REQUIRED TASK :: Reproduce all the lines below exactly and omit the images.

ROWS ::
########################################
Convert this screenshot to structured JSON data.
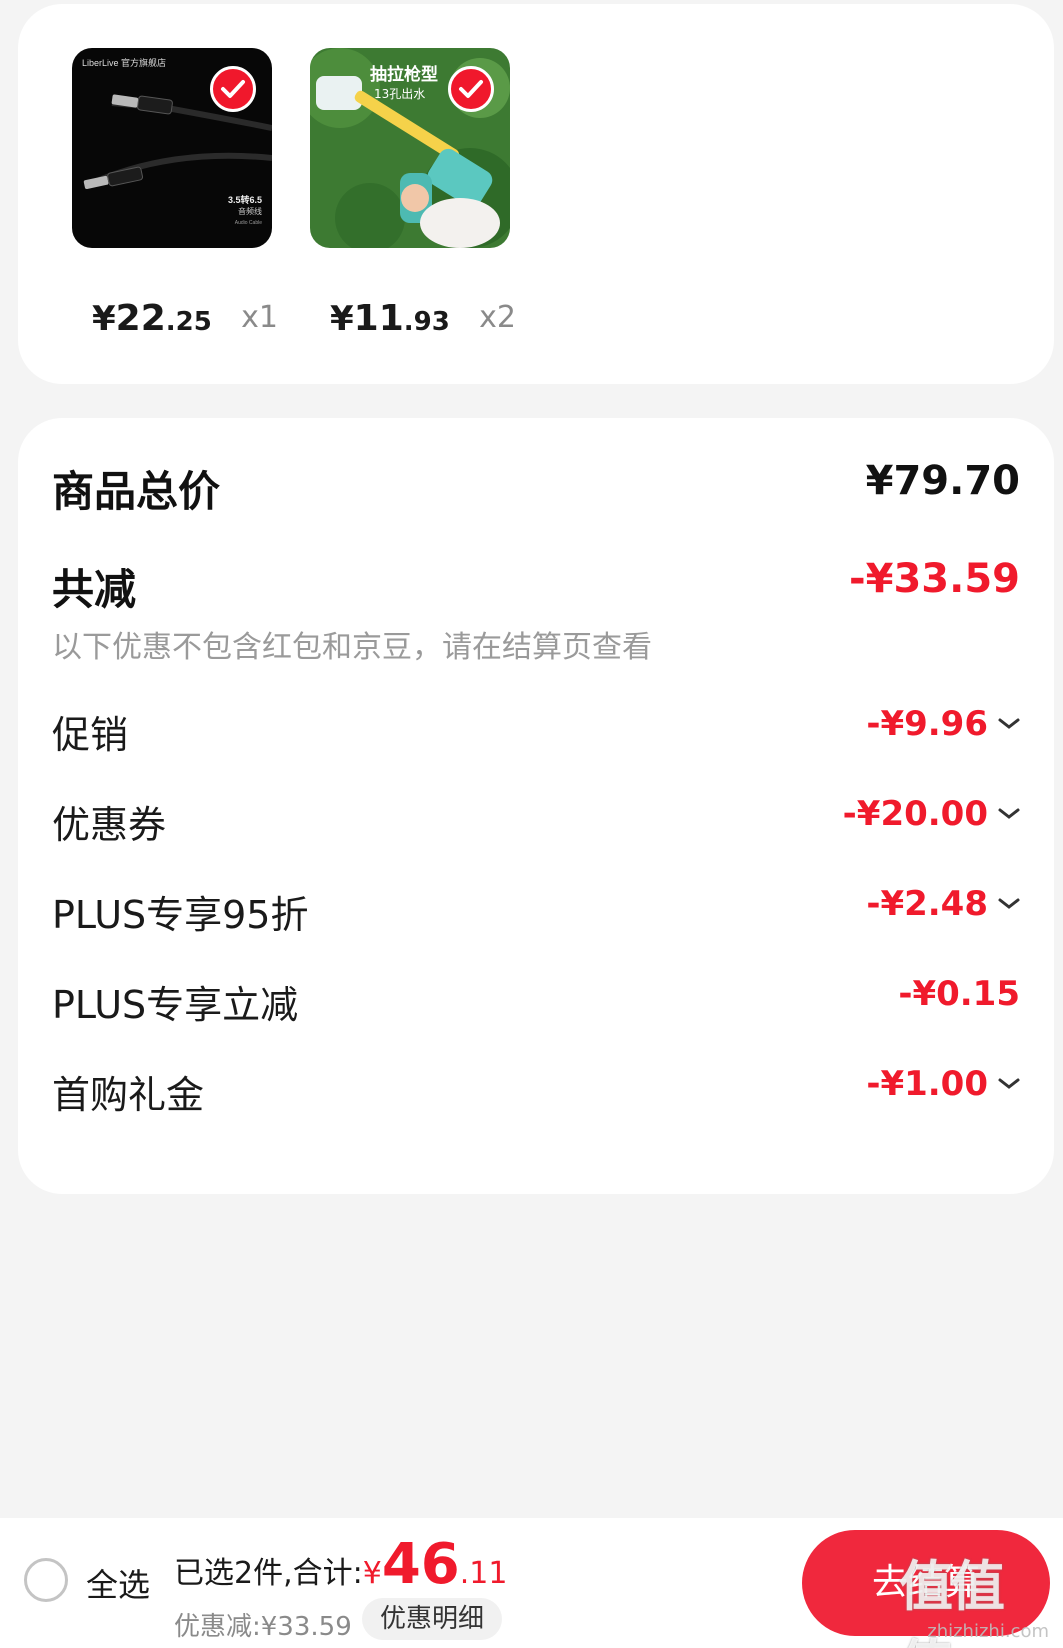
{
  "products": [
    {
      "price_symbol": "¥",
      "price_int": "22",
      "price_dec": ".25",
      "quantity": "x1",
      "selected": true,
      "image_text": {
        "brand": "LiberLive 官方旗舰店",
        "spec": "3.5转6.5",
        "spec_sub": "音频线",
        "caption": "Audio Cable"
      }
    },
    {
      "price_symbol": "¥",
      "price_int": "11",
      "price_dec": ".93",
      "quantity": "x2",
      "selected": true,
      "image_text": {
        "line1": "抽拉枪型",
        "line2": "13孔出水"
      }
    }
  ],
  "summary": {
    "total_label": "商品总价",
    "total_value": "¥79.70",
    "reduce_label": "共减",
    "reduce_value": "-¥33.59",
    "note": "以下优惠不包含红包和京豆，请在结算页查看",
    "items": [
      {
        "label": "促销",
        "value": "-¥9.96",
        "expandable": true
      },
      {
        "label": "优惠券",
        "value": "-¥20.00",
        "expandable": true
      },
      {
        "label": "PLUS专享95折",
        "value": "-¥2.48",
        "expandable": true
      },
      {
        "label": "PLUS专享立减",
        "value": "-¥0.15",
        "expandable": false
      },
      {
        "label": "首购礼金",
        "value": "-¥1.00",
        "expandable": true
      }
    ]
  },
  "bottom_bar": {
    "select_all_label": "全选",
    "selected_summary": "已选2件,合计:",
    "total_symbol": "¥",
    "total_int": "46",
    "total_dec": ".11",
    "discount_text": "优惠减:¥33.59",
    "detail_button": "优惠明细",
    "checkout_button": "去结算"
  },
  "watermark": {
    "logo": "值值值",
    "url": "zhizhizhi.com"
  },
  "colors": {
    "accent_red": "#f01a2c",
    "background": "#f4f4f4",
    "card": "#ffffff"
  }
}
########################################
EXERCISE OUTPUT ::
Convert this screenshot to structured JSON data.
{
  "products": [
    {
      "price_symbol": "¥",
      "price_int": "22",
      "price_dec": ".25",
      "quantity": "x1",
      "selected": true,
      "image_text": {
        "brand": "LiberLive 官方旗舰店",
        "spec": "3.5转6.5",
        "spec_sub": "音频线",
        "caption": "Audio Cable"
      }
    },
    {
      "price_symbol": "¥",
      "price_int": "11",
      "price_dec": ".93",
      "quantity": "x2",
      "selected": true,
      "image_text": {
        "line1": "抽拉枪型",
        "line2": "13孔出水"
      }
    }
  ],
  "summary": {
    "total_label": "商品总价",
    "total_value": "¥79.70",
    "reduce_label": "共减",
    "reduce_value": "-¥33.59",
    "note": "以下优惠不包含红包和京豆，请在结算页查看",
    "items": [
      {
        "label": "促销",
        "value": "-¥9.96",
        "expandable": true
      },
      {
        "label": "优惠券",
        "value": "-¥20.00",
        "expandable": true
      },
      {
        "label": "PLUS专享95折",
        "value": "-¥2.48",
        "expandable": true
      },
      {
        "label": "PLUS专享立减",
        "value": "-¥0.15",
        "expandable": false
      },
      {
        "label": "首购礼金",
        "value": "-¥1.00",
        "expandable": true
      }
    ]
  },
  "bottom_bar": {
    "select_all_label": "全选",
    "selected_summary": "已选2件,合计:",
    "total_symbol": "¥",
    "total_int": "46",
    "total_dec": ".11",
    "discount_text": "优惠减:¥33.59",
    "detail_button": "优惠明细",
    "checkout_button": "去结算"
  },
  "watermark": {
    "logo": "值值值",
    "url": "zhizhizhi.com"
  },
  "colors": {
    "accent_red": "#f01a2c",
    "background": "#f4f4f4",
    "card": "#ffffff"
  }
}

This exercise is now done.